>> BEGIN

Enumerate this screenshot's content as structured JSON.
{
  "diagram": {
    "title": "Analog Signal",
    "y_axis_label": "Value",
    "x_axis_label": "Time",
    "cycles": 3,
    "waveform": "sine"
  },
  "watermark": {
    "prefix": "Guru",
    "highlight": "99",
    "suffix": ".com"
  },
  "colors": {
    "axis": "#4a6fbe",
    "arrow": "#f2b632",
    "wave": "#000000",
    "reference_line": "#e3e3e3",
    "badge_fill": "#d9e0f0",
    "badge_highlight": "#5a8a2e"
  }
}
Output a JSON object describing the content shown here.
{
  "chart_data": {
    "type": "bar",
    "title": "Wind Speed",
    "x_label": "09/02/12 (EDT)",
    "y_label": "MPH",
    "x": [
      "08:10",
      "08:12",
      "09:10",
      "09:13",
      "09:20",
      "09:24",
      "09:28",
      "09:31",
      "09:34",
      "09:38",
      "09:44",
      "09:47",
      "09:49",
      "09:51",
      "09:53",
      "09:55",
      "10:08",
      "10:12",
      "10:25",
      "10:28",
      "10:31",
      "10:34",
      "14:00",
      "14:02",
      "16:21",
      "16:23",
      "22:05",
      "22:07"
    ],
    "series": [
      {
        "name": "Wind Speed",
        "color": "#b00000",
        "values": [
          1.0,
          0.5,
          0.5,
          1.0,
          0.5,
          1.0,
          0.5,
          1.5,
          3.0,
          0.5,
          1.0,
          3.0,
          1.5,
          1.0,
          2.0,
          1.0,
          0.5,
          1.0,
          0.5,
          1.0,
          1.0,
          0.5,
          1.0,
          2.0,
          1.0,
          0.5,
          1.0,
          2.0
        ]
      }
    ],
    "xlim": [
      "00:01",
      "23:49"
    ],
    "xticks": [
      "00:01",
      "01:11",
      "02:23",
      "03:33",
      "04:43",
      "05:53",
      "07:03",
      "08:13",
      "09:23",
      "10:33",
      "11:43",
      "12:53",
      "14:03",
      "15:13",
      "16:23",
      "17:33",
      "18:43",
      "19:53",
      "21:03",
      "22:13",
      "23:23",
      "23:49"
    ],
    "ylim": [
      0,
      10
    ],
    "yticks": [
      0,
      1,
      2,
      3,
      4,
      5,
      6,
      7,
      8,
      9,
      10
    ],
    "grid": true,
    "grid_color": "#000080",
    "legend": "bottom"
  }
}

>> END

What needs to be done: Pull every line containing the word "JSON" out of the entries above.

Exercise answer:
Enumerate this screenshot's content as structured JSON.
Output a JSON object describing the content shown here.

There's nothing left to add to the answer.